> [Objective]
Leave out the images; return the rest of the data exactly.

Figure dataset records:
= = = =

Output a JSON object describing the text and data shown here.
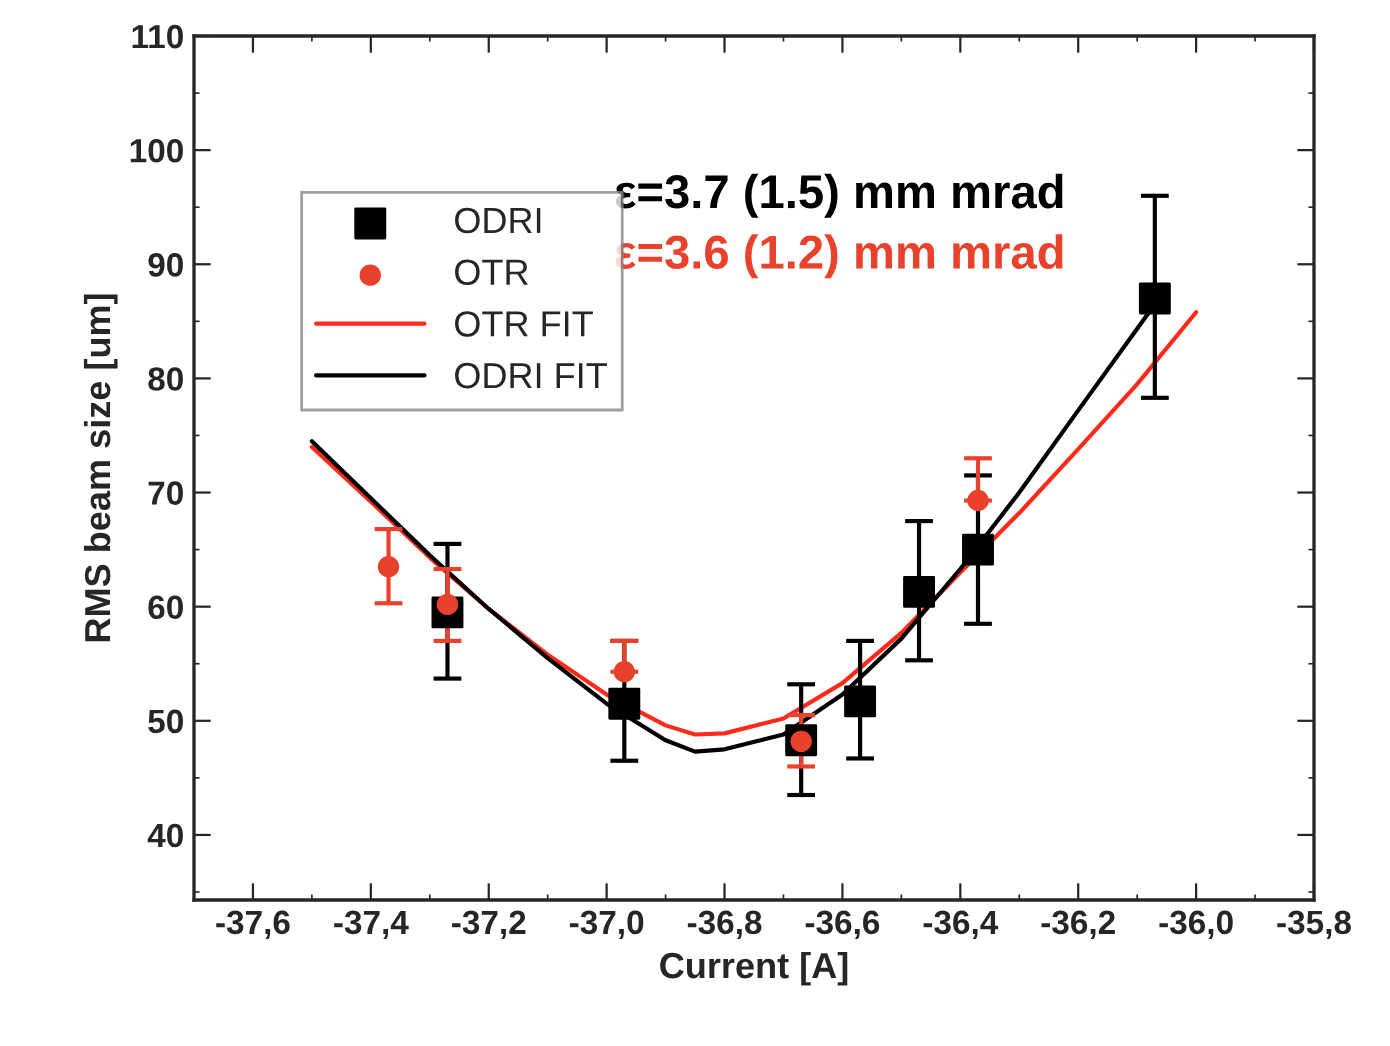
{
  "chart_data": {
    "type": "scatter",
    "xlabel": "Current [A]",
    "ylabel": "RMS beam size [um]",
    "xlim": [
      -37.7,
      -35.8
    ],
    "ylim": [
      34.3,
      110
    ],
    "xticks": [
      {
        "value": -37.6,
        "label": "-37,6"
      },
      {
        "value": -37.4,
        "label": "-37,4"
      },
      {
        "value": -37.2,
        "label": "-37,2"
      },
      {
        "value": -37.0,
        "label": "-37,0"
      },
      {
        "value": -36.8,
        "label": "-36,8"
      },
      {
        "value": -36.6,
        "label": "-36,6"
      },
      {
        "value": -36.4,
        "label": "-36,4"
      },
      {
        "value": -36.2,
        "label": "-36,2"
      },
      {
        "value": -36.0,
        "label": "-36,0"
      },
      {
        "value": -35.8,
        "label": "-35,8"
      }
    ],
    "yticks": [
      40,
      50,
      60,
      70,
      80,
      90,
      100,
      110
    ],
    "grid": false,
    "legend": "top left",
    "annotations": [
      "ε=3.7 (1.5) mm mrad",
      "ε=3.6 (1.2) mm mrad"
    ],
    "series": [
      {
        "name": "ODRI",
        "marker": "square",
        "color": "#000000",
        "x": [
          -37.27,
          -36.97,
          -36.67,
          -36.57,
          -36.47,
          -36.37,
          -36.07
        ],
        "values": [
          59.5,
          51.5,
          48.3,
          51.7,
          61.3,
          65,
          87
        ],
        "errors": [
          [
            53.7,
            65.5
          ],
          [
            46.5,
            57
          ],
          [
            43.5,
            53.2
          ],
          [
            46.7,
            57
          ],
          [
            55.3,
            67.5
          ],
          [
            58.5,
            71.5
          ],
          [
            78.3,
            96
          ]
        ]
      },
      {
        "name": "OTR",
        "marker": "circle",
        "color": "#e8412c",
        "x": [
          -37.37,
          -37.27,
          -36.97,
          -36.67,
          -36.37
        ],
        "values": [
          63.5,
          60.2,
          54.3,
          48.2,
          69.3
        ],
        "errors": [
          [
            60.3,
            66.8
          ],
          [
            57,
            63.3
          ],
          [
            54.3,
            57
          ],
          [
            46,
            50.5
          ],
          [
            69.3,
            73
          ]
        ]
      },
      {
        "name": "OTR FIT",
        "type": "line",
        "color": "#ff2a1a",
        "x": [
          -37.5,
          -37.4,
          -37.3,
          -37.2,
          -37.1,
          -37.0,
          -36.9,
          -36.85,
          -36.8,
          -36.7,
          -36.6,
          -36.5,
          -36.4,
          -36.3,
          -36.2,
          -36.1,
          -36.0
        ],
        "values": [
          74,
          69.2,
          64.3,
          59.8,
          55.8,
          52.3,
          49.6,
          48.8,
          48.9,
          50.2,
          53.3,
          57.7,
          63,
          68.2,
          73.8,
          79.5,
          85.8
        ]
      },
      {
        "name": "ODRI FIT",
        "type": "line",
        "color": "#000000",
        "x": [
          -37.5,
          -37.4,
          -37.3,
          -37.2,
          -37.1,
          -37.0,
          -36.9,
          -36.85,
          -36.8,
          -36.7,
          -36.6,
          -36.5,
          -36.4,
          -36.3,
          -36.2,
          -36.07
        ],
        "values": [
          74.5,
          69.5,
          64.5,
          59.8,
          55.5,
          51.5,
          48.3,
          47.3,
          47.5,
          48.8,
          52.3,
          57.2,
          63.3,
          70,
          77.2,
          86.5
        ]
      }
    ]
  }
}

= = = =

> [Written solution]
Output a JSON object describing the text and data shown here.
{
  "chart_data": {
    "type": "scatter",
    "xlabel": "Current [A]",
    "ylabel": "RMS beam size [um]",
    "xlim": [
      -37.7,
      -35.8
    ],
    "ylim": [
      34.3,
      110
    ],
    "xticks": [
      {
        "value": -37.6,
        "label": "-37,6"
      },
      {
        "value": -37.4,
        "label": "-37,4"
      },
      {
        "value": -37.2,
        "label": "-37,2"
      },
      {
        "value": -37.0,
        "label": "-37,0"
      },
      {
        "value": -36.8,
        "label": "-36,8"
      },
      {
        "value": -36.6,
        "label": "-36,6"
      },
      {
        "value": -36.4,
        "label": "-36,4"
      },
      {
        "value": -36.2,
        "label": "-36,2"
      },
      {
        "value": -36.0,
        "label": "-36,0"
      },
      {
        "value": -35.8,
        "label": "-35,8"
      }
    ],
    "yticks": [
      40,
      50,
      60,
      70,
      80,
      90,
      100,
      110
    ],
    "grid": false,
    "legend": "top left",
    "annotations": [
      "ε=3.7 (1.5) mm mrad",
      "ε=3.6 (1.2) mm mrad"
    ],
    "series": [
      {
        "name": "ODRI",
        "marker": "square",
        "color": "#000000",
        "x": [
          -37.27,
          -36.97,
          -36.67,
          -36.57,
          -36.47,
          -36.37,
          -36.07
        ],
        "values": [
          59.5,
          51.5,
          48.3,
          51.7,
          61.3,
          65,
          87
        ],
        "errors": [
          [
            53.7,
            65.5
          ],
          [
            46.5,
            57
          ],
          [
            43.5,
            53.2
          ],
          [
            46.7,
            57
          ],
          [
            55.3,
            67.5
          ],
          [
            58.5,
            71.5
          ],
          [
            78.3,
            96
          ]
        ]
      },
      {
        "name": "OTR",
        "marker": "circle",
        "color": "#e8412c",
        "x": [
          -37.37,
          -37.27,
          -36.97,
          -36.67,
          -36.37
        ],
        "values": [
          63.5,
          60.2,
          54.3,
          48.2,
          69.3
        ],
        "errors": [
          [
            60.3,
            66.8
          ],
          [
            57,
            63.3
          ],
          [
            54.3,
            57
          ],
          [
            46,
            50.5
          ],
          [
            69.3,
            73
          ]
        ]
      },
      {
        "name": "OTR FIT",
        "type": "line",
        "color": "#ff2a1a",
        "x": [
          -37.5,
          -37.4,
          -37.3,
          -37.2,
          -37.1,
          -37.0,
          -36.9,
          -36.85,
          -36.8,
          -36.7,
          -36.6,
          -36.5,
          -36.4,
          -36.3,
          -36.2,
          -36.1,
          -36.0
        ],
        "values": [
          74,
          69.2,
          64.3,
          59.8,
          55.8,
          52.3,
          49.6,
          48.8,
          48.9,
          50.2,
          53.3,
          57.7,
          63,
          68.2,
          73.8,
          79.5,
          85.8
        ]
      },
      {
        "name": "ODRI FIT",
        "type": "line",
        "color": "#000000",
        "x": [
          -37.5,
          -37.4,
          -37.3,
          -37.2,
          -37.1,
          -37.0,
          -36.9,
          -36.85,
          -36.8,
          -36.7,
          -36.6,
          -36.5,
          -36.4,
          -36.3,
          -36.2,
          -36.07
        ],
        "values": [
          74.5,
          69.5,
          64.5,
          59.8,
          55.5,
          51.5,
          48.3,
          47.3,
          47.5,
          48.8,
          52.3,
          57.2,
          63.3,
          70,
          77.2,
          86.5
        ]
      }
    ]
  }
}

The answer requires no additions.